▶ [Given data]
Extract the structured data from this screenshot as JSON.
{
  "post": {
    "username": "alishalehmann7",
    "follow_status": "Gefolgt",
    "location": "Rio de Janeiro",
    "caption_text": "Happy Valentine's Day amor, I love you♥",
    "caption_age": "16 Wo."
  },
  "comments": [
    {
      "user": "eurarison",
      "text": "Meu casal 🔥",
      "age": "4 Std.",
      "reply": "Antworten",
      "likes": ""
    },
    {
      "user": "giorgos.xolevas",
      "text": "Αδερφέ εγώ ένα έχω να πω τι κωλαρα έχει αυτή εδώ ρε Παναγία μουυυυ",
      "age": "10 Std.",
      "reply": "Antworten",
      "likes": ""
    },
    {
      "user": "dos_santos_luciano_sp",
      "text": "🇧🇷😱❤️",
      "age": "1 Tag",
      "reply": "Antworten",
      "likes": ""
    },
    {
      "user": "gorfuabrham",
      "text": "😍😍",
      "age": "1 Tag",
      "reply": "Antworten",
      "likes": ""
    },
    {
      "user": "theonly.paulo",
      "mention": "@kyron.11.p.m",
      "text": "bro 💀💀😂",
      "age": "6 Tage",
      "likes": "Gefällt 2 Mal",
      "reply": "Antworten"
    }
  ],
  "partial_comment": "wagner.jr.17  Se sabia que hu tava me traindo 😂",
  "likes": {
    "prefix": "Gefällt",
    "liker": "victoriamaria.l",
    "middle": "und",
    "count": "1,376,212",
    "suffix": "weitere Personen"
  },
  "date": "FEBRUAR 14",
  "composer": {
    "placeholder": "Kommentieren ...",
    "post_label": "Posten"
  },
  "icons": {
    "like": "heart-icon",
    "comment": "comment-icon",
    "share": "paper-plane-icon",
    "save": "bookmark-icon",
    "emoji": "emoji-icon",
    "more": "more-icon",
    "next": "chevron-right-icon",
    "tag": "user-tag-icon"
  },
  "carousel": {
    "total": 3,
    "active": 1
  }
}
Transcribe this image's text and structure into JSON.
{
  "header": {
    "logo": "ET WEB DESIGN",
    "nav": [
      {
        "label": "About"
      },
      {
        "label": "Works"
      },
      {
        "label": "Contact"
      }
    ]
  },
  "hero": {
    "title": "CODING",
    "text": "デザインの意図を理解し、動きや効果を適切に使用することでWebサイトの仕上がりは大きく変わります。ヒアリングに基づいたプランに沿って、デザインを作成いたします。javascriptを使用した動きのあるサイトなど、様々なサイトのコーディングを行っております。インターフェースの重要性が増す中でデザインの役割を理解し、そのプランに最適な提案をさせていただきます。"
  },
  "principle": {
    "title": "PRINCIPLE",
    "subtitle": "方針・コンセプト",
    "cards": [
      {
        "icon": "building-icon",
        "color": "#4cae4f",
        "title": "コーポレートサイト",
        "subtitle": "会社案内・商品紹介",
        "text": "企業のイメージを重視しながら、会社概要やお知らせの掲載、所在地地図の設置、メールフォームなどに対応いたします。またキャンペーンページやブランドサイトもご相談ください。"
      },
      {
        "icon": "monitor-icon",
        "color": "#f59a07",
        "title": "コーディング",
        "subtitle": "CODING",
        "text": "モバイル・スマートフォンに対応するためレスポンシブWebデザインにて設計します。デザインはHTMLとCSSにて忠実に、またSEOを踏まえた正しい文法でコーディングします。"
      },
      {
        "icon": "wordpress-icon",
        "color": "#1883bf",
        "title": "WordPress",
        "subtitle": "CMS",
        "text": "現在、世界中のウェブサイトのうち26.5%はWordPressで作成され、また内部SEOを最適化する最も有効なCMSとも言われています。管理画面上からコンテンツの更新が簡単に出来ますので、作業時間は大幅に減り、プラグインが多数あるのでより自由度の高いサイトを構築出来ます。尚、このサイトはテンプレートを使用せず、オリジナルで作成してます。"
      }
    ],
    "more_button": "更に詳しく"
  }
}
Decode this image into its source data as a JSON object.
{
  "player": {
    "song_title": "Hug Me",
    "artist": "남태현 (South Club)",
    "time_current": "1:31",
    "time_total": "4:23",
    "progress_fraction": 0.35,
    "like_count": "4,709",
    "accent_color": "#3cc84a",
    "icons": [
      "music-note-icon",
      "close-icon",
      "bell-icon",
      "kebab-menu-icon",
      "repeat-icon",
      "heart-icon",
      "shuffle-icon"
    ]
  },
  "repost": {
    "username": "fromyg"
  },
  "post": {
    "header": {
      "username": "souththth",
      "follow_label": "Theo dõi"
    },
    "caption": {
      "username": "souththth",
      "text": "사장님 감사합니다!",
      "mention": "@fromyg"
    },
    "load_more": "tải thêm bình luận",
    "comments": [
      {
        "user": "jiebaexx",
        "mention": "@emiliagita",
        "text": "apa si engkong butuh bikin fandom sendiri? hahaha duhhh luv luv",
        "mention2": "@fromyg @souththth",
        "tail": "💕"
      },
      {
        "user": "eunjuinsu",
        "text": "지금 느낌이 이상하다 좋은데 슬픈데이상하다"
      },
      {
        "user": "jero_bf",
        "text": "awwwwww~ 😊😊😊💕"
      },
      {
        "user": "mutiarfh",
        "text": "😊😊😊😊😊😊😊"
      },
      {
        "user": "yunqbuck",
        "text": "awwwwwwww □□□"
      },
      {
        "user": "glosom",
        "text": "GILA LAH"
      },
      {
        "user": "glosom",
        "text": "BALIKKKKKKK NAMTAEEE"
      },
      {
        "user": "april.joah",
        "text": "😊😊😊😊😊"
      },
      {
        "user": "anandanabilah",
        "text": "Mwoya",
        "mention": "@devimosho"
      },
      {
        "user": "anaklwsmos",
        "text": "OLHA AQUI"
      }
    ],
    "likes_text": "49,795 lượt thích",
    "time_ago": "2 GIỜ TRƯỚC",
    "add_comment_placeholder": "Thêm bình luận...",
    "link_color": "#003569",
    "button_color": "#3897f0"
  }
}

▶ [Short task] Set down each entry again, unchanged.

▶ [Worked solution]
Extract the structured data from this screenshot as JSON.
{
  "post": {
    "username": "alishalehmann7",
    "follow_status": "Gefolgt",
    "location": "Rio de Janeiro",
    "caption_text": "Happy Valentine's Day amor, I love you♥",
    "caption_age": "16 Wo."
  },
  "comments": [
    {
      "user": "eurarison",
      "text": "Meu casal 🔥",
      "age": "4 Std.",
      "reply": "Antworten",
      "likes": ""
    },
    {
      "user": "giorgos.xolevas",
      "text": "Αδερφέ εγώ ένα έχω να πω τι κωλαρα έχει αυτή εδώ ρε Παναγία μουυυυ",
      "age": "10 Std.",
      "reply": "Antworten",
      "likes": ""
    },
    {
      "user": "dos_santos_luciano_sp",
      "text": "🇧🇷😱❤️",
      "age": "1 Tag",
      "reply": "Antworten",
      "likes": ""
    },
    {
      "user": "gorfuabrham",
      "text": "😍😍",
      "age": "1 Tag",
      "reply": "Antworten",
      "likes": ""
    },
    {
      "user": "theonly.paulo",
      "mention": "@kyron.11.p.m",
      "text": "bro 💀💀😂",
      "age": "6 Tage",
      "likes": "Gefällt 2 Mal",
      "reply": "Antworten"
    }
  ],
  "partial_comment": "wagner.jr.17  Se sabia que hu tava me traindo 😂",
  "likes": {
    "prefix": "Gefällt",
    "liker": "victoriamaria.l",
    "middle": "und",
    "count": "1,376,212",
    "suffix": "weitere Personen"
  },
  "date": "FEBRUAR 14",
  "composer": {
    "placeholder": "Kommentieren ...",
    "post_label": "Posten"
  },
  "icons": {
    "like": "heart-icon",
    "comment": "comment-icon",
    "share": "paper-plane-icon",
    "save": "bookmark-icon",
    "emoji": "emoji-icon",
    "more": "more-icon",
    "next": "chevron-right-icon",
    "tag": "user-tag-icon"
  },
  "carousel": {
    "total": 3,
    "active": 1
  }
}
Transcribe this image's text and structure into JSON.
{
  "header": {
    "logo": "ET WEB DESIGN",
    "nav": [
      {
        "label": "About"
      },
      {
        "label": "Works"
      },
      {
        "label": "Contact"
      }
    ]
  },
  "hero": {
    "title": "CODING",
    "text": "デザインの意図を理解し、動きや効果を適切に使用することでWebサイトの仕上がりは大きく変わります。ヒアリングに基づいたプランに沿って、デザインを作成いたします。javascriptを使用した動きのあるサイトなど、様々なサイトのコーディングを行っております。インターフェースの重要性が増す中でデザインの役割を理解し、そのプランに最適な提案をさせていただきます。"
  },
  "principle": {
    "title": "PRINCIPLE",
    "subtitle": "方針・コンセプト",
    "cards": [
      {
        "icon": "building-icon",
        "color": "#4cae4f",
        "title": "コーポレートサイト",
        "subtitle": "会社案内・商品紹介",
        "text": "企業のイメージを重視しながら、会社概要やお知らせの掲載、所在地地図の設置、メールフォームなどに対応いたします。またキャンペーンページやブランドサイトもご相談ください。"
      },
      {
        "icon": "monitor-icon",
        "color": "#f59a07",
        "title": "コーディング",
        "subtitle": "CODING",
        "text": "モバイル・スマートフォンに対応するためレスポンシブWebデザインにて設計します。デザインはHTMLとCSSにて忠実に、またSEOを踏まえた正しい文法でコーディングします。"
      },
      {
        "icon": "wordpress-icon",
        "color": "#1883bf",
        "title": "WordPress",
        "subtitle": "CMS",
        "text": "現在、世界中のウェブサイトのうち26.5%はWordPressで作成され、また内部SEOを最適化する最も有効なCMSとも言われています。管理画面上からコンテンツの更新が簡単に出来ますので、作業時間は大幅に減り、プラグインが多数あるのでより自由度の高いサイトを構築出来ます。尚、このサイトはテンプレートを使用せず、オリジナルで作成してます。"
      }
    ],
    "more_button": "更に詳しく"
  }
}
Decode this image into its source data as a JSON object.
{
  "player": {
    "song_title": "Hug Me",
    "artist": "남태현 (South Club)",
    "time_current": "1:31",
    "time_total": "4:23",
    "progress_fraction": 0.35,
    "like_count": "4,709",
    "accent_color": "#3cc84a",
    "icons": [
      "music-note-icon",
      "close-icon",
      "bell-icon",
      "kebab-menu-icon",
      "repeat-icon",
      "heart-icon",
      "shuffle-icon"
    ]
  },
  "repost": {
    "username": "fromyg"
  },
  "post": {
    "header": {
      "username": "souththth",
      "follow_label": "Theo dõi"
    },
    "caption": {
      "username": "souththth",
      "text": "사장님 감사합니다!",
      "mention": "@fromyg"
    },
    "load_more": "tải thêm bình luận",
    "comments": [
      {
        "user": "jiebaexx",
        "mention": "@emiliagita",
        "text": "apa si engkong butuh bikin fandom sendiri? hahaha duhhh luv luv",
        "mention2": "@fromyg @souththth",
        "tail": "💕"
      },
      {
        "user": "eunjuinsu",
        "text": "지금 느낌이 이상하다 좋은데 슬픈데이상하다"
      },
      {
        "user": "jero_bf",
        "text": "awwwwww~ 😊😊😊💕"
      },
      {
        "user": "mutiarfh",
        "text": "😊😊😊😊😊😊😊"
      },
      {
        "user": "yunqbuck",
        "text": "awwwwwwww □□□"
      },
      {
        "user": "glosom",
        "text": "GILA LAH"
      },
      {
        "user": "glosom",
        "text": "BALIKKKKKKK NAMTAEEE"
      },
      {
        "user": "april.joah",
        "text": "😊😊😊😊😊"
      },
      {
        "user": "anandanabilah",
        "text": "Mwoya",
        "mention": "@devimosho"
      },
      {
        "user": "anaklwsmos",
        "text": "OLHA AQUI"
      }
    ],
    "likes_text": "49,795 lượt thích",
    "time_ago": "2 GIỜ TRƯỚC",
    "add_comment_placeholder": "Thêm bình luận...",
    "link_color": "#003569",
    "button_color": "#3897f0"
  }
}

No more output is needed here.